Question

A toroid having a square cross section, 4.76 cm on a side, and an inner radius of 22.0 cm has 740 turns and carries a current of 1.01 A. (It is made up of a square solenoid instead of round one bent into a doughnut shape.) What is the magnitude of the magnetic field inside the toroid at (a) the inner radius and (b) the outer radius?

Answer 1

Answer:

a. $\beta_{in}=6.79x10^{-4}T$

b. $\beta_{out}=5.586x10^{-4}T$

Explanation:

Given:

$N=740$, $I=1.01A$, $u_o=4\pi*10^{-7} T*m/A$.

The magnetic field can be find using the Gauss law in the equation of field magnetic at the inner radius and the outer radius knowing the inner radius and the outer radius are:

$r_{in}=22.0cm*\frac{1m}{100cm}=0.22m$

$r_{out}=r_{in}+4.76=0.22+0.0476=0.2676m$

a.

Magnetic field inner

$\beta_{in}=\frac{u_o*I*N}{2\pi*r}$

$\beta_{in}=\frac{4\pi*10^{-7}T*m/A*1.01A*740}{2\pi*0.22m}$

$\beta_{in}=6.79x10^{-4}T$

b.

Magnetic field outer

$\beta_{out}=\frac{u_o*I*N}{2\pi*r}$

$\beta_{out}=\frac{4\pi*10^{-7}T*m/A*1.01A*740}{2\pi*0.2676m}$

$\beta_{out}=5.586x10^{-4}T$

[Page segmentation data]
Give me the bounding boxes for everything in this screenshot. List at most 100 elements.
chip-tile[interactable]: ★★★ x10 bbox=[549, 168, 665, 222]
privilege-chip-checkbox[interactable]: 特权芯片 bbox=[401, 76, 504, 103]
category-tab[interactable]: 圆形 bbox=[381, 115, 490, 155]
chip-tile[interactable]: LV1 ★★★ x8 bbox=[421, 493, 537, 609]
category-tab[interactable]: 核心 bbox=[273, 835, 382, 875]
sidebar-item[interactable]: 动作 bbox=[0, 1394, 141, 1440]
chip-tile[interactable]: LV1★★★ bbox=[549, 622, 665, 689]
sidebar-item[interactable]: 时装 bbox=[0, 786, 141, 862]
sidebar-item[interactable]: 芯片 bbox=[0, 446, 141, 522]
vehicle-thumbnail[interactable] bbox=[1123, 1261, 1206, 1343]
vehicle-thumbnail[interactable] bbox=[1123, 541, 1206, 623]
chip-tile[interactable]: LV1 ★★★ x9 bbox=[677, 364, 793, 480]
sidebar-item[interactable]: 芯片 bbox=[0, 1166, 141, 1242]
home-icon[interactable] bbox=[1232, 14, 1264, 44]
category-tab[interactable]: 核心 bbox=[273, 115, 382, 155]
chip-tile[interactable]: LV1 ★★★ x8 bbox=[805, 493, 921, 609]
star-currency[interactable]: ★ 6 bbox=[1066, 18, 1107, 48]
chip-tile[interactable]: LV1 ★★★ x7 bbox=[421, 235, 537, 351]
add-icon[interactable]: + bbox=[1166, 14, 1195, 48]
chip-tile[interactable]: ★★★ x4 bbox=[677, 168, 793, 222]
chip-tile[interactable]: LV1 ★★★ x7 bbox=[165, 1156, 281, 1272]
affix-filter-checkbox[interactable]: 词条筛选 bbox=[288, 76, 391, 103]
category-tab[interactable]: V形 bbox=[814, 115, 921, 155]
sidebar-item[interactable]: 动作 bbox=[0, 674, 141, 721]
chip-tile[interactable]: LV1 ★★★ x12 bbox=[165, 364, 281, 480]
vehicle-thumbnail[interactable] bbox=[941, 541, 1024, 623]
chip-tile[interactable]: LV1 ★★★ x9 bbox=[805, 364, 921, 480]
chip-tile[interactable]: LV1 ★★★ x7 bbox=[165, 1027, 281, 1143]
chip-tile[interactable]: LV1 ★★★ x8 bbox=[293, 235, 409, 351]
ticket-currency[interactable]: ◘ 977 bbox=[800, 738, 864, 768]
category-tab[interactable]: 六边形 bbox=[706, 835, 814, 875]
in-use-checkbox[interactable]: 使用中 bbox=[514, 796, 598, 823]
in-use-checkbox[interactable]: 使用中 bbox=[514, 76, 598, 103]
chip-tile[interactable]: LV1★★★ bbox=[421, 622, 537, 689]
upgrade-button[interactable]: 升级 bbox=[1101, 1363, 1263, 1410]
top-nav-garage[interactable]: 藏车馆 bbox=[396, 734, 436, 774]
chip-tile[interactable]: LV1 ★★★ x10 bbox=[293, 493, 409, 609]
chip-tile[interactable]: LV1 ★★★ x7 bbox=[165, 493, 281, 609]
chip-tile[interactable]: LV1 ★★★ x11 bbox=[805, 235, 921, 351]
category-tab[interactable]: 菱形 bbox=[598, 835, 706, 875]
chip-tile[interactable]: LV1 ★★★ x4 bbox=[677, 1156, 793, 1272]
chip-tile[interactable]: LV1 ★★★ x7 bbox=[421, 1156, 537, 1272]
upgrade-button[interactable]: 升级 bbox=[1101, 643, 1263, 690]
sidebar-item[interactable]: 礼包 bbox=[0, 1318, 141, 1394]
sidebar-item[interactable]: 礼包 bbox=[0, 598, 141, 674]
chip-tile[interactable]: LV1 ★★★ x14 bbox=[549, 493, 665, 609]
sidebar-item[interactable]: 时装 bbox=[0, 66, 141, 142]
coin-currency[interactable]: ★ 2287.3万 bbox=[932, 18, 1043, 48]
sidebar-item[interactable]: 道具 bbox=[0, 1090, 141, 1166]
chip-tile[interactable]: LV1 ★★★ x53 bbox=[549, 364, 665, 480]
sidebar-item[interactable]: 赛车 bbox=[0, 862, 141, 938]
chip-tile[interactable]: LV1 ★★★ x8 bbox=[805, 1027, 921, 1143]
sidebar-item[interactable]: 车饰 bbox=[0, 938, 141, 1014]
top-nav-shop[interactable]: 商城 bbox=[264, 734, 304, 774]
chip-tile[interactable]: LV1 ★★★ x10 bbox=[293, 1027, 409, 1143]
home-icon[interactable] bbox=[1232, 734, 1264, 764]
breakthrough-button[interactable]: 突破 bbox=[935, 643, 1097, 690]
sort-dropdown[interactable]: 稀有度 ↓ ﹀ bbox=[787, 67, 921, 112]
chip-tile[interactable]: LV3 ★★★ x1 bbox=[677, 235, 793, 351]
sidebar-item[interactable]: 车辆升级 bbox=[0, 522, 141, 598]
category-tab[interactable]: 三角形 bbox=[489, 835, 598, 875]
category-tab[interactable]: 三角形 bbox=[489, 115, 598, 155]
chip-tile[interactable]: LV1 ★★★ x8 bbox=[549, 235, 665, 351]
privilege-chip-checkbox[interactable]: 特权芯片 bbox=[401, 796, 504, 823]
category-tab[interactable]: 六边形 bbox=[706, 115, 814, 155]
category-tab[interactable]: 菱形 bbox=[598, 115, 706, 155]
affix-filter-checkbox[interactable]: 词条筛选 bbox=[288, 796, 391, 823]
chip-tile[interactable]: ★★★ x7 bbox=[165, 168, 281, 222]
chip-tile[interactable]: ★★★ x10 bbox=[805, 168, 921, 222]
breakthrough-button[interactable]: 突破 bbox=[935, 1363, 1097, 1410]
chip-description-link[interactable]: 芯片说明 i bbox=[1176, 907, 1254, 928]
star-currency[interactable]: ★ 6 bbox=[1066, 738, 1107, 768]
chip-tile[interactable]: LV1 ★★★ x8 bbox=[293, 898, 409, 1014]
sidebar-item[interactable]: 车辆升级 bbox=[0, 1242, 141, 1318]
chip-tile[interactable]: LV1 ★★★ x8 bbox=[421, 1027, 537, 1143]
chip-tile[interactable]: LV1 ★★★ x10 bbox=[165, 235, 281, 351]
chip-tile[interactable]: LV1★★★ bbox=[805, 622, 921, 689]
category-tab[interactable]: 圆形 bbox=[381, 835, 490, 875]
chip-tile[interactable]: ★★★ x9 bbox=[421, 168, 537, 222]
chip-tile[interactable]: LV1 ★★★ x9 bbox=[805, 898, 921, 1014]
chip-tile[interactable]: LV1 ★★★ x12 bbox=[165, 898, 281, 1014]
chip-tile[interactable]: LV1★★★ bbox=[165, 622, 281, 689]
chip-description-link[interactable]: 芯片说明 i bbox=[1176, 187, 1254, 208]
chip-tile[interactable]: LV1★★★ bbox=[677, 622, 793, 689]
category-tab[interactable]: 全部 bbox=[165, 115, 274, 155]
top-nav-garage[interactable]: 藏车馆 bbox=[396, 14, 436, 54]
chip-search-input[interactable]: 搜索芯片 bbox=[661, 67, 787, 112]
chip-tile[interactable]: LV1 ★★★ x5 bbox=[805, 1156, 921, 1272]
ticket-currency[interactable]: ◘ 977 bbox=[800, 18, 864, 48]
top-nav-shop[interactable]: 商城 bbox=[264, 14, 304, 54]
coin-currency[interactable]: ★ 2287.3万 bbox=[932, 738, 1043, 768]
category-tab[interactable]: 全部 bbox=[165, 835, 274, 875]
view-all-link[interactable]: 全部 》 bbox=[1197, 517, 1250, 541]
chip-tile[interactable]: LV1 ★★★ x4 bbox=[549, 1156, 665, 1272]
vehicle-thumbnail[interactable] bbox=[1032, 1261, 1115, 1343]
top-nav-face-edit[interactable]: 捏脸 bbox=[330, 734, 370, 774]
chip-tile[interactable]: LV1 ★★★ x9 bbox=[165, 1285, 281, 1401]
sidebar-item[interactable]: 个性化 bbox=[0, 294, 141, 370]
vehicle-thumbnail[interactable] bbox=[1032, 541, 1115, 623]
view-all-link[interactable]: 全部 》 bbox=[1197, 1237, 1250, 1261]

Exercise
In the toroid question and answer above, why does the explanation work out the inner and outer radii before computing the field? Answer in one to three sentences.

Reply to the task
The field is found from the magnetic field equation evaluated at the inner radius and at the outer radius, so both radii must be known first. The inner radius is converted to 0.22 m, and the outer radius is 0.22 m plus 0.0476 m, or 0.2676 m.